DIRECTIONS FOR THIS TASK ▸ Lines that hold the string "ylabel" are to be counted; give only their number.

Dataset excerpt ▸
- - -

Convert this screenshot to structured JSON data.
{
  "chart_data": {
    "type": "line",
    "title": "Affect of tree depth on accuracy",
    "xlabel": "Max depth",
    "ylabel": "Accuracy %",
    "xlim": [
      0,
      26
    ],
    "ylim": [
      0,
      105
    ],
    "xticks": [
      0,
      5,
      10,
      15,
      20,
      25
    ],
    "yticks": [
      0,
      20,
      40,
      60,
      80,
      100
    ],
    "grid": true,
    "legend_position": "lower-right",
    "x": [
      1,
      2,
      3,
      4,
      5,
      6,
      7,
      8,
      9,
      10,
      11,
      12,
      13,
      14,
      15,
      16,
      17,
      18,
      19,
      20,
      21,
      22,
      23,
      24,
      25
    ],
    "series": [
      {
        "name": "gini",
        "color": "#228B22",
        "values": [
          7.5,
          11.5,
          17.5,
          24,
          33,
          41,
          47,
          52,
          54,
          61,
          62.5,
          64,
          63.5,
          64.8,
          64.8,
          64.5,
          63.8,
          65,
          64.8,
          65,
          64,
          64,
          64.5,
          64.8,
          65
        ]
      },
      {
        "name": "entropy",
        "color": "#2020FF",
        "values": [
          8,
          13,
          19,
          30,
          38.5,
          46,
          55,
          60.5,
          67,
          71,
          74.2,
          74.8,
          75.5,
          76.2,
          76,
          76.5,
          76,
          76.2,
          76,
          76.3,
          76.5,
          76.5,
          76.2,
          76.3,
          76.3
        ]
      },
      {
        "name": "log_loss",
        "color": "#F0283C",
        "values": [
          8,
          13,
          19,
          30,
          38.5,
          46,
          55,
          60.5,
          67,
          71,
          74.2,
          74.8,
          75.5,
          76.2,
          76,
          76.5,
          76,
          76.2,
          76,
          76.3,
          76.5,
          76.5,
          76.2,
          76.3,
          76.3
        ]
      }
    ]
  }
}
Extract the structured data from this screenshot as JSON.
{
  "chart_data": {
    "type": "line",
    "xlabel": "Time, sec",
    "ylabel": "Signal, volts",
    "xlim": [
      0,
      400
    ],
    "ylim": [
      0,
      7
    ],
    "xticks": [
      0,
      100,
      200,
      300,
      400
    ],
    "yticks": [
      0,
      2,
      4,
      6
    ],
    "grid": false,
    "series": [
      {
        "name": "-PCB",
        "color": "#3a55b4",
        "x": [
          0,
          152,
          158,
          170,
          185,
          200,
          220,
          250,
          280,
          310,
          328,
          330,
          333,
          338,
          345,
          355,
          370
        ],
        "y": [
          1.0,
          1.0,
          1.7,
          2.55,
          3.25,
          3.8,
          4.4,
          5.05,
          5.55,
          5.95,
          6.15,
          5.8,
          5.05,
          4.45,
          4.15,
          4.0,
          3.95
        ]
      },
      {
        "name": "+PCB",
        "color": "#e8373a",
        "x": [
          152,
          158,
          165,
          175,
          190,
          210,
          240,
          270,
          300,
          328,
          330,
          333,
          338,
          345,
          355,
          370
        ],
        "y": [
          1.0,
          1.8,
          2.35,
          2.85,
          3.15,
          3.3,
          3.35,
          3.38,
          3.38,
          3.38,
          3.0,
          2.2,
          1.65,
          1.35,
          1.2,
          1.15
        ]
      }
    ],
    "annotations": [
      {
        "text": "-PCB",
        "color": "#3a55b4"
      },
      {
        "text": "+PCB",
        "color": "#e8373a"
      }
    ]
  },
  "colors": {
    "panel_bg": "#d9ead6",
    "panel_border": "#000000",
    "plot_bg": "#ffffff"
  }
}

- - -

WORKED SOLUTION ▸ 2